THE REQUEST
Spot every line with the word "Prices" and return it.

SUPPLIED DATA
——

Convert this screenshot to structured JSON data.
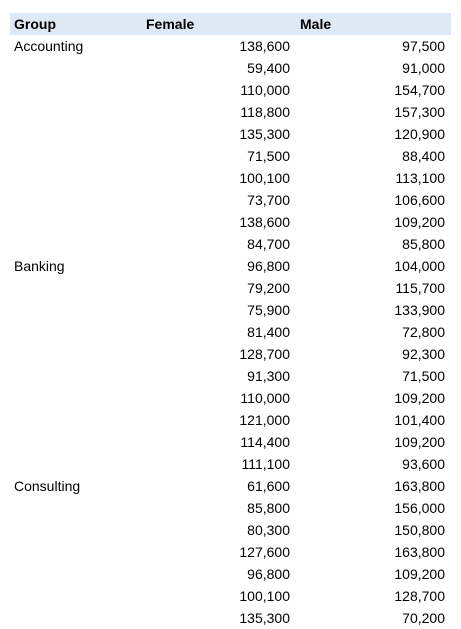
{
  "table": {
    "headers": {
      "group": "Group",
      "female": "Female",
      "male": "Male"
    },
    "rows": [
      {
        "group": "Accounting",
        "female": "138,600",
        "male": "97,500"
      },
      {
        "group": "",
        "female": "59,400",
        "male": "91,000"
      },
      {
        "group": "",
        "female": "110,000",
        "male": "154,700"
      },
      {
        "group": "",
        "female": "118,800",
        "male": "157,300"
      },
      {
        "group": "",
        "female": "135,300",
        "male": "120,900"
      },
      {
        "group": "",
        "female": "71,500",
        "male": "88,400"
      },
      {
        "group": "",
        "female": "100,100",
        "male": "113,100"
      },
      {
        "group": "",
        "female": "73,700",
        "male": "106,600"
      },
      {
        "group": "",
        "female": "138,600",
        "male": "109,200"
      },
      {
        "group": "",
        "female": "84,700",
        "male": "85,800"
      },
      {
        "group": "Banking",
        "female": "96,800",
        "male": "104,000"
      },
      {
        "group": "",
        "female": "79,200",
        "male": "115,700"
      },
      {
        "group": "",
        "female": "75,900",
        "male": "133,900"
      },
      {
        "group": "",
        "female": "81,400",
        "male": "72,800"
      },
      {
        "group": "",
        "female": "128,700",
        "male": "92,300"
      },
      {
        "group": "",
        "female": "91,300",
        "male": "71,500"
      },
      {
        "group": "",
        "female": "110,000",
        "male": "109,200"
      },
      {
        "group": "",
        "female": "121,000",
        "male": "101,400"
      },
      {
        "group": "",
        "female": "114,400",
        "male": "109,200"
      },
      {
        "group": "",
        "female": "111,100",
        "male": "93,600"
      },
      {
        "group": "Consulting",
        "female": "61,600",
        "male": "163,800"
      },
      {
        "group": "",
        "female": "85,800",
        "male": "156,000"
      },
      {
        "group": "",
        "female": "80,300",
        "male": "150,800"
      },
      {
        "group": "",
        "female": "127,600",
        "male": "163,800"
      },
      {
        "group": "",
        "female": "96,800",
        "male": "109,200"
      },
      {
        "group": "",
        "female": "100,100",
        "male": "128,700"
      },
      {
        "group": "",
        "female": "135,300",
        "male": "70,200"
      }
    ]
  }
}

——

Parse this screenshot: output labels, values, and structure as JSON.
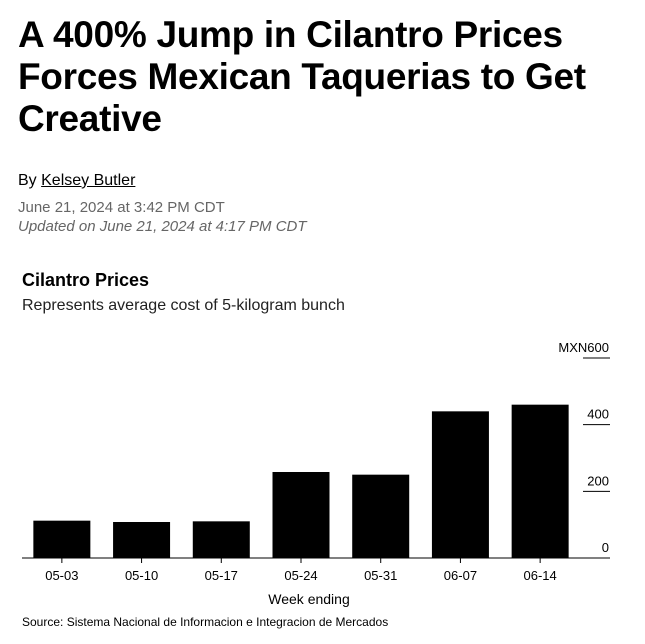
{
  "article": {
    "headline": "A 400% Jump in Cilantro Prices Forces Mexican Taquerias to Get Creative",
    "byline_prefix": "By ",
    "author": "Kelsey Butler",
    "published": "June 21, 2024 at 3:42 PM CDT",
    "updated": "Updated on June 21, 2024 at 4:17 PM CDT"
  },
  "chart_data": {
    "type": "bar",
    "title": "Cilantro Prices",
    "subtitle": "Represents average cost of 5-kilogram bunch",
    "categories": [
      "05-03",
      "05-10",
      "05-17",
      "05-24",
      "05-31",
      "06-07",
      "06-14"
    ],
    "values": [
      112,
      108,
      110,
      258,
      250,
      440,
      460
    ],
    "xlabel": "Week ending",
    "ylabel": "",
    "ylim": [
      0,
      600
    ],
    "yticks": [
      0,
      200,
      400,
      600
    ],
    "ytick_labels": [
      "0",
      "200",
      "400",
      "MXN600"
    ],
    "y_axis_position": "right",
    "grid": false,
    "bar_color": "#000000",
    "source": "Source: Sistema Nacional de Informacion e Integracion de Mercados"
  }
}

——

COMPLETED TASK
    "headline": "A 400% Jump in Cilantro Prices Forces Mexican Taquerias to Get Creative",
    "title": "Cilantro Prices",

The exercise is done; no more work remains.